**Data listing**
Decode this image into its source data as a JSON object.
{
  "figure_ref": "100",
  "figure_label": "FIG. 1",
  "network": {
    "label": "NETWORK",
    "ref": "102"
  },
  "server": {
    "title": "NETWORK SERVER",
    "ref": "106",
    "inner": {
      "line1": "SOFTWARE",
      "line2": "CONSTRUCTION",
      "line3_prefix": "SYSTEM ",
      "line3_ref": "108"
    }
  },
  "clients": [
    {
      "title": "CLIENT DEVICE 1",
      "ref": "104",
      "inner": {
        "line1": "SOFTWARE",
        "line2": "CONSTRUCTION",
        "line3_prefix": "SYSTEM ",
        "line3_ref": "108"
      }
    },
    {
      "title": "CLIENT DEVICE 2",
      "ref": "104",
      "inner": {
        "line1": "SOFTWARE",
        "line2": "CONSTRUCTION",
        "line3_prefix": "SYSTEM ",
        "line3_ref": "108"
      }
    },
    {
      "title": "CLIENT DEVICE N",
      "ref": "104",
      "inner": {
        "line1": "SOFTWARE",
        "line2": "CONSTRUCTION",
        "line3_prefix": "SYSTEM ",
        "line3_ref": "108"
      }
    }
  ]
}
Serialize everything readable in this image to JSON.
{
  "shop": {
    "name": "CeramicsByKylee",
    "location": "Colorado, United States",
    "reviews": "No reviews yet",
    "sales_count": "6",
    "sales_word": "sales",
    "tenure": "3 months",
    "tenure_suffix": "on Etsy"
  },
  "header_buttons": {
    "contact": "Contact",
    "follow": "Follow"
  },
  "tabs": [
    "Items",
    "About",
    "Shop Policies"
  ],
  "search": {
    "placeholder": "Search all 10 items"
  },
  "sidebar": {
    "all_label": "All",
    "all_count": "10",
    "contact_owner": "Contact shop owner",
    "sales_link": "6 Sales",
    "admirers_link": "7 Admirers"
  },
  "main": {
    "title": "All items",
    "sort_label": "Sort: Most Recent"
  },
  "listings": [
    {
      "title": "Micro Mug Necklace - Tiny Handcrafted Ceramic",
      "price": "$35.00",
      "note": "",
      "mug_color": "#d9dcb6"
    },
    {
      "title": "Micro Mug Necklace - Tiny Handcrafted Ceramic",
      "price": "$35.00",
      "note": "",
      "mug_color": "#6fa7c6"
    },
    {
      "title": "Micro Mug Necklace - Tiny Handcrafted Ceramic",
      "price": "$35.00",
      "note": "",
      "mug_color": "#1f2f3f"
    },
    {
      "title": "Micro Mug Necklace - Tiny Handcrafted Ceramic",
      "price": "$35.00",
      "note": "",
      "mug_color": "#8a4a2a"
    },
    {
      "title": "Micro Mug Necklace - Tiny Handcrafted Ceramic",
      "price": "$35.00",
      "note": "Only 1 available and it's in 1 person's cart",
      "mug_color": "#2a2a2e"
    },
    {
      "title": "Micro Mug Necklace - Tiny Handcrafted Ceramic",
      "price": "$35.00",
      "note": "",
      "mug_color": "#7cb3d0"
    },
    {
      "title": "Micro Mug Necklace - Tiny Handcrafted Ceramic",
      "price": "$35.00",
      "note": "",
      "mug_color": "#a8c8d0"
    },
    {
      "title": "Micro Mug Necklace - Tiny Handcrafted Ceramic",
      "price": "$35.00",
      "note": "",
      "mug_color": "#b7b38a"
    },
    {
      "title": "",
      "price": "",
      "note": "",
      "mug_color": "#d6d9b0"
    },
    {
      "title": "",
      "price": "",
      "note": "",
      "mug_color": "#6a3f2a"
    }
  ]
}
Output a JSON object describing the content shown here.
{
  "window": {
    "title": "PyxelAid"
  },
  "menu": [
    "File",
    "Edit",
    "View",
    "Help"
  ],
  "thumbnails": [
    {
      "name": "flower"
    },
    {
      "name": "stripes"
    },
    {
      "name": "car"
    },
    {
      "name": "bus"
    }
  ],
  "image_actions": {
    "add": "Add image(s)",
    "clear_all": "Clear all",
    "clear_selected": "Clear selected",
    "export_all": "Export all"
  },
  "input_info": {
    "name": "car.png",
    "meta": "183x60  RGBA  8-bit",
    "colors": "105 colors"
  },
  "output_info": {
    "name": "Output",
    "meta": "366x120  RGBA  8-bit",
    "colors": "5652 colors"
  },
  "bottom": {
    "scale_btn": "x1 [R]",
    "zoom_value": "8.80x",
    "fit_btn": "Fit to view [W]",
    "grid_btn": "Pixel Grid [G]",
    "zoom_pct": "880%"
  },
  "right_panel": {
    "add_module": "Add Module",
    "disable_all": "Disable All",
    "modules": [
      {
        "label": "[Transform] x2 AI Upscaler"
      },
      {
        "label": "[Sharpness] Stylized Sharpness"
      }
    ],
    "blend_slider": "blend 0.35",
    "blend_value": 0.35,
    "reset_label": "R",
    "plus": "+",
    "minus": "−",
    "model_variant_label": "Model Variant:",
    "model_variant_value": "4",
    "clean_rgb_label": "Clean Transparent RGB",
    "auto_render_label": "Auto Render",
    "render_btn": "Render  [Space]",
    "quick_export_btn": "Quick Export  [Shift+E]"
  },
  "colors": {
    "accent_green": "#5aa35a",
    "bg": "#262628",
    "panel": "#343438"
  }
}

**Set exercise**
Scan the material above for the string "name" and return the lines that hold it.

**The response**
    "name": "CeramicsByKylee",
      "name": "flower"
      "name": "stripes"
      "name": "car"
      "name": "bus"
    "name": "car.png",
    "name": "Output",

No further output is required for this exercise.